Stated problem:
Your task is to copy every line of this material exactly.
§ §
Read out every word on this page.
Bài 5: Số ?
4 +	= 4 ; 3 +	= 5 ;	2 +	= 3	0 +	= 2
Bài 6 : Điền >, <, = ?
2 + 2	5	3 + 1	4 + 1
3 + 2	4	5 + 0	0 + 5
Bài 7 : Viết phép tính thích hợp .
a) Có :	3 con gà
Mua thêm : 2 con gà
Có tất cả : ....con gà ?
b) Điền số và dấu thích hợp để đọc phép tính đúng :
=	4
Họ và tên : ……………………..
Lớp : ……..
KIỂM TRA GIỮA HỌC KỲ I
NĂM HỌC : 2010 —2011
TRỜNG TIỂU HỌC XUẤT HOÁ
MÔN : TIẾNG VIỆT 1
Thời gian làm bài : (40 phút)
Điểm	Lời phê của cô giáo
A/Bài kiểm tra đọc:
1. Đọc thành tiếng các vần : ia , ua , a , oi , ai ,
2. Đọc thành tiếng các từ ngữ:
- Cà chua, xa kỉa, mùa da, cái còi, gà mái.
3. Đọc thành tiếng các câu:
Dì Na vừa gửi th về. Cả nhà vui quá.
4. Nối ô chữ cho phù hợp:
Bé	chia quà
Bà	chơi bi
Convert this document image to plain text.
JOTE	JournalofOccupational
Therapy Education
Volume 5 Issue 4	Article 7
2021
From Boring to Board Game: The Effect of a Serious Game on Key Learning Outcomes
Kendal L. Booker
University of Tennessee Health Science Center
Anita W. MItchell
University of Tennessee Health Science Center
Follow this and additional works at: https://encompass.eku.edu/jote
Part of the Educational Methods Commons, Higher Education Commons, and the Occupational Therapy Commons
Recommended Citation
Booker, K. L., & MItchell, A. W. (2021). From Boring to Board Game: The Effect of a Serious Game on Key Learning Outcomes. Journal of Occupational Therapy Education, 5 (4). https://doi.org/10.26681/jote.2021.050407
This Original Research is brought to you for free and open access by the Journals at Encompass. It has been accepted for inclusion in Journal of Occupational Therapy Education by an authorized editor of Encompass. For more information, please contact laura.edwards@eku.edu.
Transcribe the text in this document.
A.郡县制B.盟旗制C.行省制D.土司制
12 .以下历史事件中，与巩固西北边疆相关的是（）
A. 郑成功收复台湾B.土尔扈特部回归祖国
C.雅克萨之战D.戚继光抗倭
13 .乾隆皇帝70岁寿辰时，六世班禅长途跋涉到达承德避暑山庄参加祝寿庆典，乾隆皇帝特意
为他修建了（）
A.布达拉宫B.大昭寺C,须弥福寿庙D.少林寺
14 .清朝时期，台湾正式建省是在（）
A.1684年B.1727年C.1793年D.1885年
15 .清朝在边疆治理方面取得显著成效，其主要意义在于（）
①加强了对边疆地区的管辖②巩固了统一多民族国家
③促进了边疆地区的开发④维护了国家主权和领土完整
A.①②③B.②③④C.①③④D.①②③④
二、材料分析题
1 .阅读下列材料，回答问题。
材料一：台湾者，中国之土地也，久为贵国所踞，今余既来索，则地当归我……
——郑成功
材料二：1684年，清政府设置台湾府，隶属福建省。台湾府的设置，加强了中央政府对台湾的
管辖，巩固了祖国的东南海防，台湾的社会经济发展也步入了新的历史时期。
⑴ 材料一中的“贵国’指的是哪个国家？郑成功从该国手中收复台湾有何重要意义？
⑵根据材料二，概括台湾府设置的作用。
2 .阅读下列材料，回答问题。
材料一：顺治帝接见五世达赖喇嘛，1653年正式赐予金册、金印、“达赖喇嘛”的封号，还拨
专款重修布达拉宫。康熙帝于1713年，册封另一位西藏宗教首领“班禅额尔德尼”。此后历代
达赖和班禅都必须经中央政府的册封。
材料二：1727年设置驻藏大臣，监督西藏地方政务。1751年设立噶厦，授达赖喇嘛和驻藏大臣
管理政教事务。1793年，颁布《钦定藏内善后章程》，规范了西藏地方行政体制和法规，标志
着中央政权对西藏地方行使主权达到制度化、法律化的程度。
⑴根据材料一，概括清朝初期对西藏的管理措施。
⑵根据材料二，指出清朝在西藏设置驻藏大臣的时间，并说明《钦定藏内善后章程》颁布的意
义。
§ §
Final result:
Read out every word on this page.
Bài 5: Số ?
4 +	= 4 ; 3 +	= 5 ;	2 +	= 3	0 +	= 2
Bài 6 : Điền >, <, = ?
2 + 2	5	3 + 1	4 + 1
3 + 2	4	5 + 0	0 + 5
Bài 7 : Viết phép tính thích hợp .
a) Có :	3 con gà
Mua thêm : 2 con gà
Có tất cả : ....con gà ?
b) Điền số và dấu thích hợp để đọc phép tính đúng :
=	4
Họ và tên : ……………………..
Lớp : ……..
KIỂM TRA GIỮA HỌC KỲ I
NĂM HỌC : 2010 —2011
TRỜNG TIỂU HỌC XUẤT HOÁ
MÔN : TIẾNG VIỆT 1
Thời gian làm bài : (40 phút)
Điểm	Lời phê của cô giáo
A/Bài kiểm tra đọc:
1. Đọc thành tiếng các vần : ia , ua , a , oi , ai ,
2. Đọc thành tiếng các từ ngữ:
- Cà chua, xa kỉa, mùa da, cái còi, gà mái.
3. Đọc thành tiếng các câu:
Dì Na vừa gửi th về. Cả nhà vui quá.
4. Nối ô chữ cho phù hợp:
Bé	chia quà
Bà	chơi bi
Convert this document image to plain text.
JOTE	JournalofOccupational
Therapy Education
Volume 5 Issue 4	Article 7
2021
From Boring to Board Game: The Effect of a Serious Game on Key Learning Outcomes
Kendal L. Booker
University of Tennessee Health Science Center
Anita W. MItchell
University of Tennessee Health Science Center
Follow this and additional works at: https://encompass.eku.edu/jote
Part of the Educational Methods Commons, Higher Education Commons, and the Occupational Therapy Commons
Recommended Citation
Booker, K. L., & MItchell, A. W. (2021). From Boring to Board Game: The Effect of a Serious Game on Key Learning Outcomes. Journal of Occupational Therapy Education, 5 (4). https://doi.org/10.26681/jote.2021.050407
This Original Research is brought to you for free and open access by the Journals at Encompass. It has been accepted for inclusion in Journal of Occupational Therapy Education by an authorized editor of Encompass. For more information, please contact laura.edwards@eku.edu.
Transcribe the text in this document.
A.郡县制B.盟旗制C.行省制D.土司制
12 .以下历史事件中，与巩固西北边疆相关的是（）
A. 郑成功收复台湾B.土尔扈特部回归祖国
C.雅克萨之战D.戚继光抗倭
13 .乾隆皇帝70岁寿辰时，六世班禅长途跋涉到达承德避暑山庄参加祝寿庆典，乾隆皇帝特意
为他修建了（）
A.布达拉宫B.大昭寺C,须弥福寿庙D.少林寺
14 .清朝时期，台湾正式建省是在（）
A.1684年B.1727年C.1793年D.1885年
15 .清朝在边疆治理方面取得显著成效，其主要意义在于（）
①加强了对边疆地区的管辖②巩固了统一多民族国家
③促进了边疆地区的开发④维护了国家主权和领土完整
A.①②③B.②③④C.①③④D.①②③④
二、材料分析题
1 .阅读下列材料，回答问题。
材料一：台湾者，中国之土地也，久为贵国所踞，今余既来索，则地当归我……
——郑成功
材料二：1684年，清政府设置台湾府，隶属福建省。台湾府的设置，加强了中央政府对台湾的
管辖，巩固了祖国的东南海防，台湾的社会经济发展也步入了新的历史时期。
⑴ 材料一中的“贵国’指的是哪个国家？郑成功从该国手中收复台湾有何重要意义？
⑵根据材料二，概括台湾府设置的作用。
2 .阅读下列材料，回答问题。
材料一：顺治帝接见五世达赖喇嘛，1653年正式赐予金册、金印、“达赖喇嘛”的封号，还拨
专款重修布达拉宫。康熙帝于1713年，册封另一位西藏宗教首领“班禅额尔德尼”。此后历代
达赖和班禅都必须经中央政府的册封。
材料二：1727年设置驻藏大臣，监督西藏地方政务。1751年设立噶厦，授达赖喇嘛和驻藏大臣
管理政教事务。1793年，颁布《钦定藏内善后章程》，规范了西藏地方行政体制和法规，标志
着中央政权对西藏地方行使主权达到制度化、法律化的程度。
⑴根据材料一，概括清朝初期对西藏的管理措施。
⑵根据材料二，指出清朝在西藏设置驻藏大臣的时间，并说明《钦定藏内善后章程》颁布的意
义。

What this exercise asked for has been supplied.